The task. Each line containing the word "Justicia" should be found and copied.

[Stored items]
----

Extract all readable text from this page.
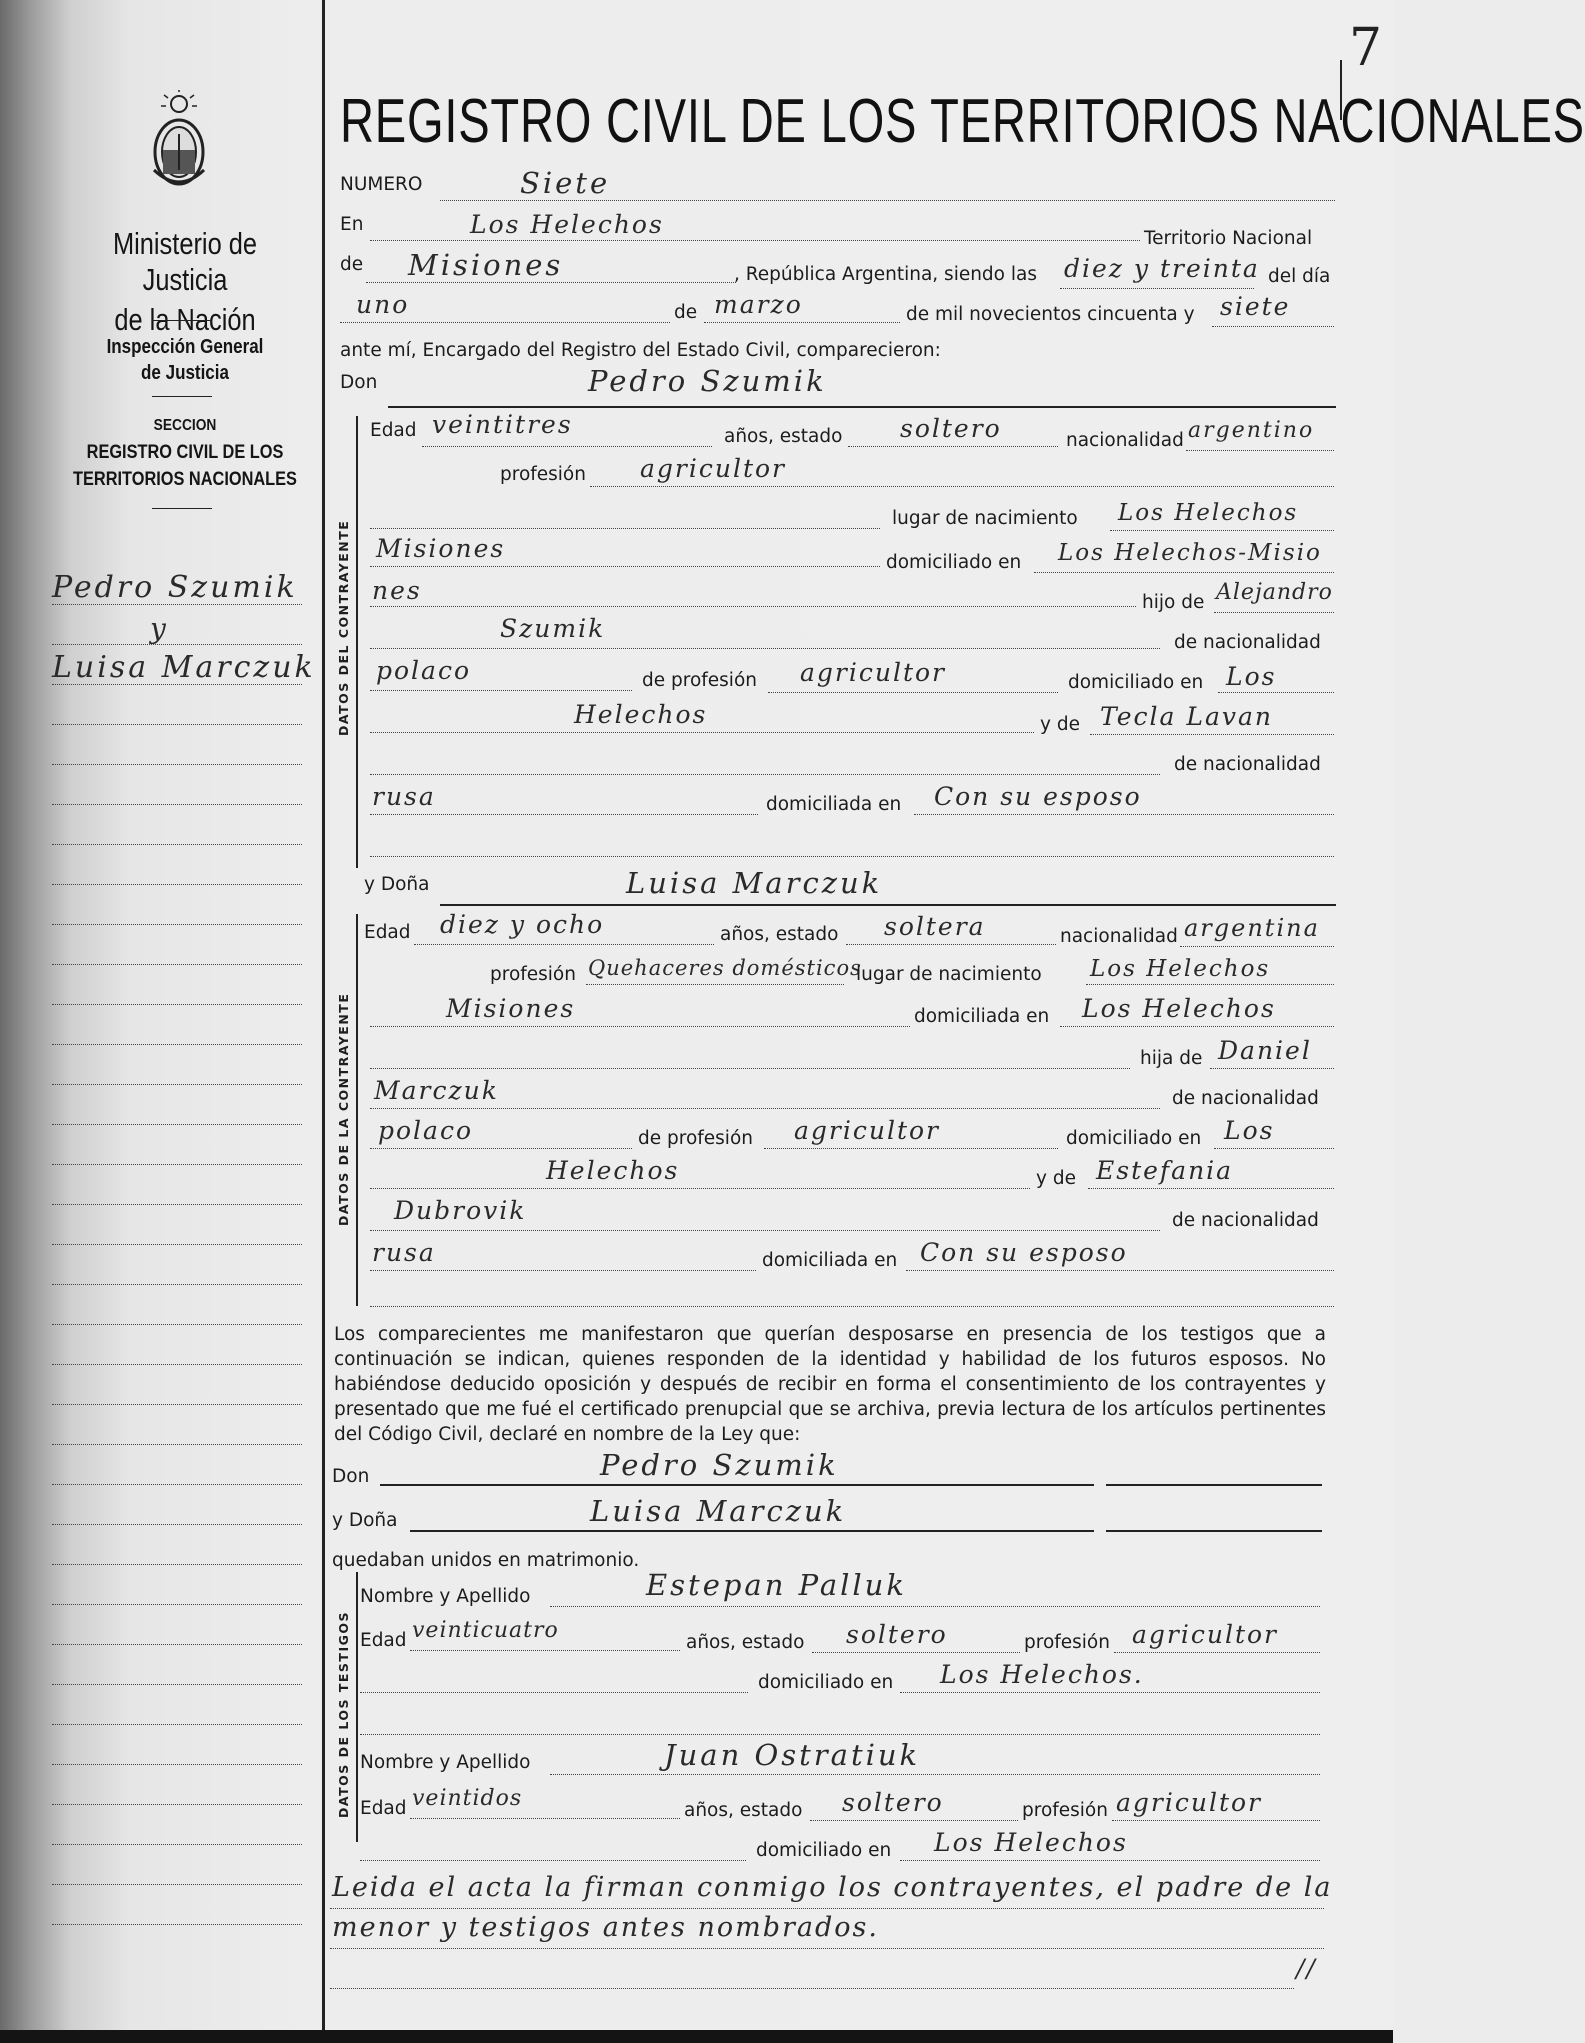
7
Ministerio de Justicia
de la Nación
Inspección General
de Justicia
SECCION
REGISTRO CIVIL DE LOS
TERRITORIOS NACIONALES
Pedro Szumik
y
Luisa Marczuk
REGISTRO CIVIL DE LOS TERRITORIOS NACIONALES
NUMERO	Siete
En	Los Helechos	Territorio Nacional
de Misiones	, República Argentina, siendo las diez y treinta del día
uno	de marzo	de mil novecientos cincuenta y siete
ante mí, Encargado del Registro del Estado Civil, comparecieron:
Don	Pedro Szumik
DATOS DEL CONTRAYENTE
Edad veintitres	años, estado soltero	nacionalidad argentino
profesión agricultor
lugar de nacimiento Los Helechos
Misiones	domiciliado en Los Helechos-Misio
nes	hijo de Alejandro
Szumik	de nacionalidad
polaco	de profesión agricultor	domiciliado en Los
Helechos	y de Tecla Lavan
de nacionalidad
rusa	domiciliada en Con su esposo
y Doña	Luisa Marczuk
DATOS DE LA CONTRAYENTE
Edad diez y ocho	años, estado soltera	nacionalidad argentina
profesión Quehaceres domésticos
lugar de nacimiento Los Helechos
Misiones	domiciliada en Los Helechos
hija de Daniel
Marczuk	de nacionalidad
polaco	de profesión agricultor	domiciliado en Los
Helechos	y de Estefania
Dubrovik	de nacionalidad
rusa	domiciliada en Con su esposo
Los comparecientes me manifestaron que querían desposarse en presencia de los testigos que a continuación se indican, quienes responden de la identidad y habilidad de los futuros esposos. No habiéndose deducido oposición y después de recibir en forma el consentimiento de los contrayentes y presentado que me fué el certificado prenupcial que se archiva, previa lectura de los artículos pertinentes del Código Civil, declaré en nombre de la Ley que:
Don	Pedro Szumik
y Doña	Luisa Marczuk
quedaban unidos en matrimonio.
DATOS DE LOS TESTIGOS
Nombre y Apellido	Estepan Palluk
Edad veinticuatro	años, estado soltero	profesión agricultor
domiciliado en Los Helechos.
Nombre y Apellido	Juan Ostratiuk
Edad veintidos	años, estado soltero	profesión agricultor
domiciliado en Los Helechos
Leida el acta la firman conmigo los contrayentes, el padre de la
menor y testigos antes nombrados.
//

----

Task answer.
Ministerio de Justicia
de Justicia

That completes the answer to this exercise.